Collected data entries =
┌──
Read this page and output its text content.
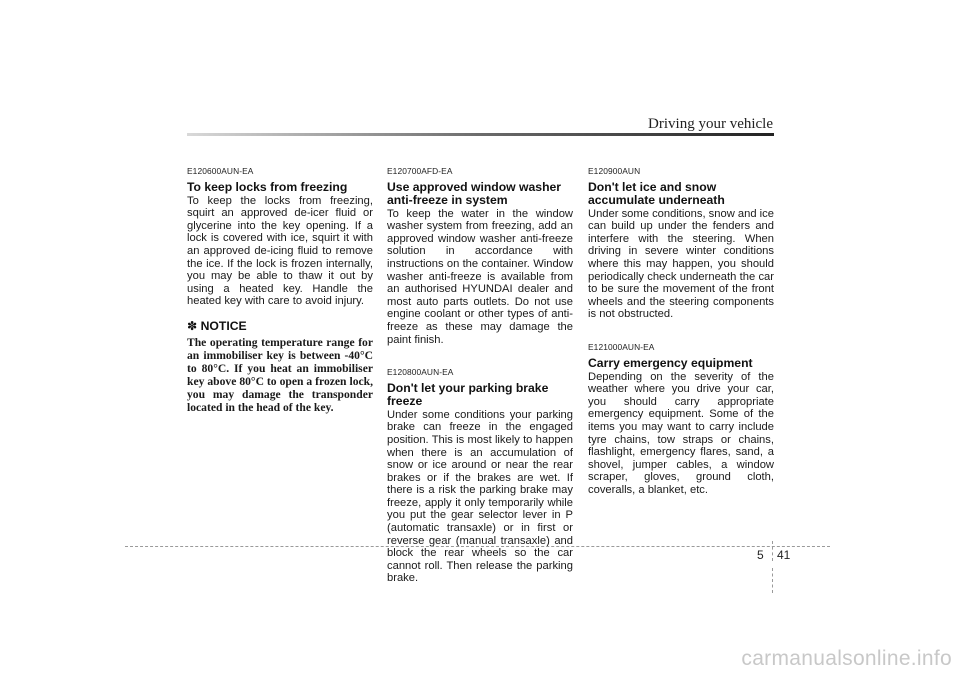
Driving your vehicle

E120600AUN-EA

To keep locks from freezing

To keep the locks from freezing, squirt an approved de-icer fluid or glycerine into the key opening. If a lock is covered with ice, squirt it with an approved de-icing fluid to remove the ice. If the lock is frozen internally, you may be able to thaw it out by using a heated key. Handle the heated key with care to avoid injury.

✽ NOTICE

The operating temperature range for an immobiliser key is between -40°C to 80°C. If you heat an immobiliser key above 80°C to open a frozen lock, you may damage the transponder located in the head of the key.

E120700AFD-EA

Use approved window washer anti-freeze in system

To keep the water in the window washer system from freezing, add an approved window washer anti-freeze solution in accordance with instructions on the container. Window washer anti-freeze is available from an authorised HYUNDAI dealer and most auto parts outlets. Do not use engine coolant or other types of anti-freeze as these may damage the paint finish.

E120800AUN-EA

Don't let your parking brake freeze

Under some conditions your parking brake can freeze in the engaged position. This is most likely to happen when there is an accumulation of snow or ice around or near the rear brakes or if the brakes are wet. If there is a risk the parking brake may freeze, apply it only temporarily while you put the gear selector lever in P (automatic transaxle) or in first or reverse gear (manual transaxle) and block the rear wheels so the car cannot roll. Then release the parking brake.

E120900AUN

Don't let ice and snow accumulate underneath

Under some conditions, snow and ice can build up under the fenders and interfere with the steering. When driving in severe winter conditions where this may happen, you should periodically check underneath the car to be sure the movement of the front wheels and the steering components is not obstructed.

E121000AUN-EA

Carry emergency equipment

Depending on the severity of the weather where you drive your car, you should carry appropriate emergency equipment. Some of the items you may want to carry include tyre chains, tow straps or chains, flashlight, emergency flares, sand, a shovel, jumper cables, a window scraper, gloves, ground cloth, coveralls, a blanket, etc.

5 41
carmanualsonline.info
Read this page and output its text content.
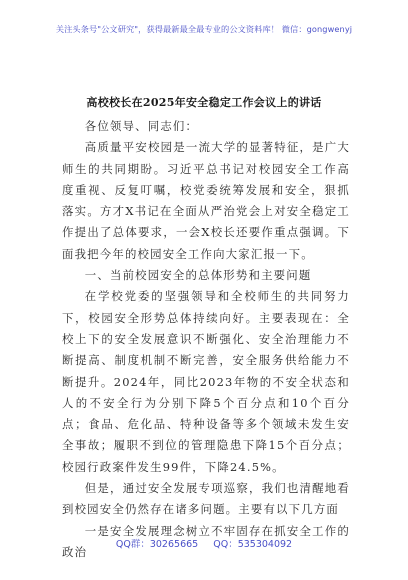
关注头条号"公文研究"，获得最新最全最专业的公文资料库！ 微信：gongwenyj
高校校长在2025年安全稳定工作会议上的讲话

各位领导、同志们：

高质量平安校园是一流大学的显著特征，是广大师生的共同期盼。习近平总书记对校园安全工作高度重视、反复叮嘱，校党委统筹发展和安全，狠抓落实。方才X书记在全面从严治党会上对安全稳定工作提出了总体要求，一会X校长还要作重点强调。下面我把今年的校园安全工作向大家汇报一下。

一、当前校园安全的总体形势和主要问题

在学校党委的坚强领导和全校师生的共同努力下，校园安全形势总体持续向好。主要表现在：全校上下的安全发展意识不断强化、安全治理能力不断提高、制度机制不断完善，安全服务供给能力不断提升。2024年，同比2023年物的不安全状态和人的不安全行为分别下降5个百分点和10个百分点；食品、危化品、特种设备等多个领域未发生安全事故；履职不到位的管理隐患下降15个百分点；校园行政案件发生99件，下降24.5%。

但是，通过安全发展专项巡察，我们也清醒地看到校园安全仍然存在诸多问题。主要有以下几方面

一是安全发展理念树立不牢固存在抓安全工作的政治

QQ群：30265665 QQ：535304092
└──
┌──
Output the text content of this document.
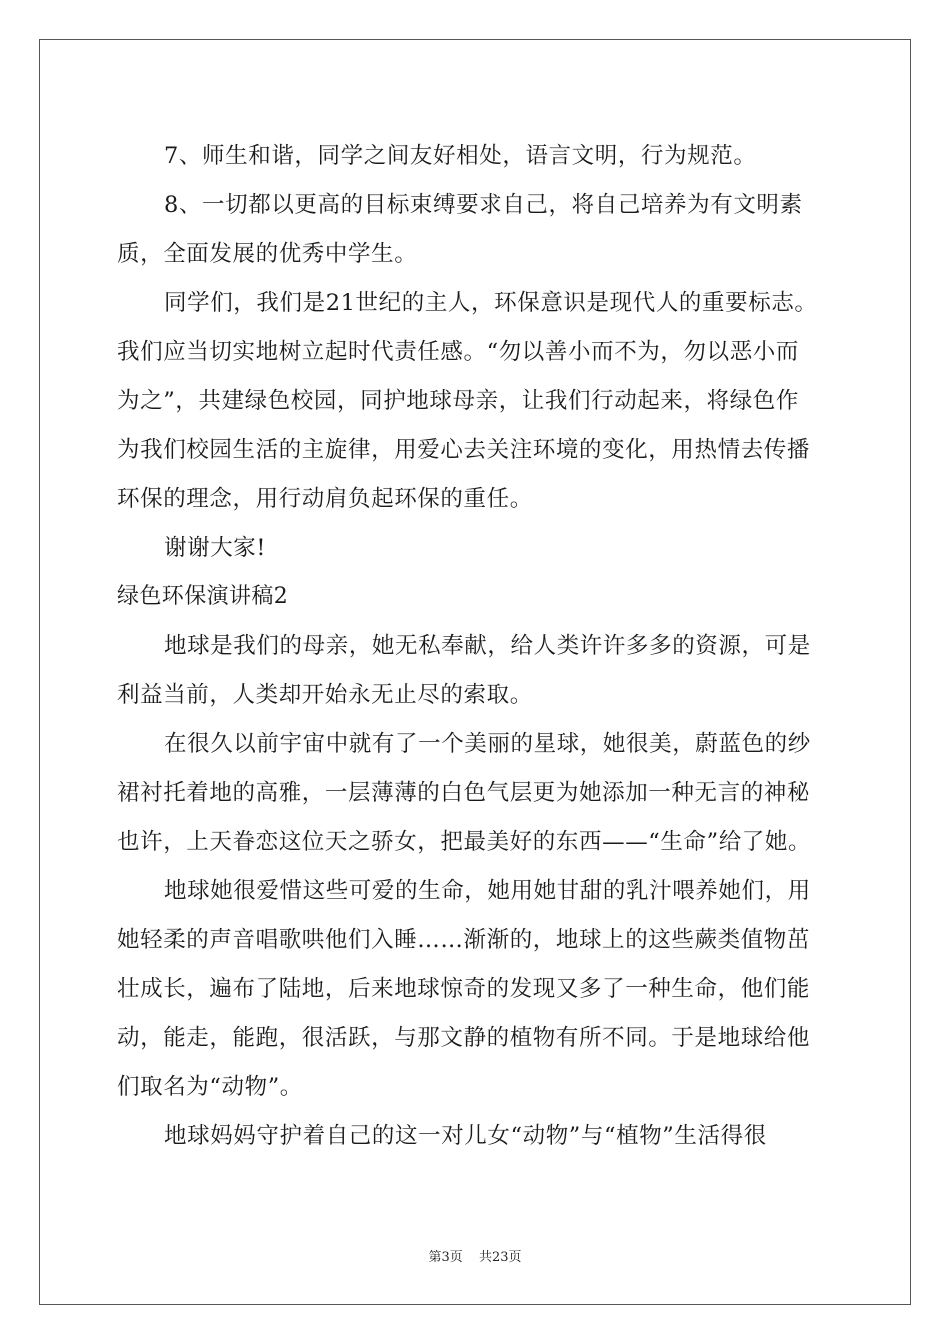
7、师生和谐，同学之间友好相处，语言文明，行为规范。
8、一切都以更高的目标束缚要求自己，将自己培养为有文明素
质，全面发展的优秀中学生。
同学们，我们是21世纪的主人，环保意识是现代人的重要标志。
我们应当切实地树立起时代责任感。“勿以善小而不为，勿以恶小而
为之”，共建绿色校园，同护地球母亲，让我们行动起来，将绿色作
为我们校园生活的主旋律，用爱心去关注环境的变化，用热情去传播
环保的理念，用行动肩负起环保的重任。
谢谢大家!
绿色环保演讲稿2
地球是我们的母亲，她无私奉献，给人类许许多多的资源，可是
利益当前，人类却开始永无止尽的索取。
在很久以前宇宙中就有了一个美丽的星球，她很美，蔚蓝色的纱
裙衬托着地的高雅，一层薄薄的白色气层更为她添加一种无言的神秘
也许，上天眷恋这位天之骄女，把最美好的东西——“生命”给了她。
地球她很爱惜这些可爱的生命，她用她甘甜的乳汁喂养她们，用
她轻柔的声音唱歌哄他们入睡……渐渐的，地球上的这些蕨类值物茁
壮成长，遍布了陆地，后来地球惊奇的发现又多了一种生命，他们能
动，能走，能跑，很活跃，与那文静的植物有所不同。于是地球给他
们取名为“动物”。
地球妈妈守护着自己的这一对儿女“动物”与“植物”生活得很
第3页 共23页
└──
Exercise directions = Gather each line of the listing that holds the string "frozen".

Task output =
To keep the locks from freezing, squirt an approved de-icer fluid or glycerine into the key opening. If a lock is covered with ice, squirt it with an approved de-icing fluid to remove the ice. If the lock is frozen internally, you may be able to thaw it out by using a heated key. Handle the heated key with care to avoid injury.
The operating temperature range for an immobiliser key is between -40°C to 80°C. If you heat an immobiliser key above 80°C to open a frozen lock, you may damage the transponder located in the head of the key.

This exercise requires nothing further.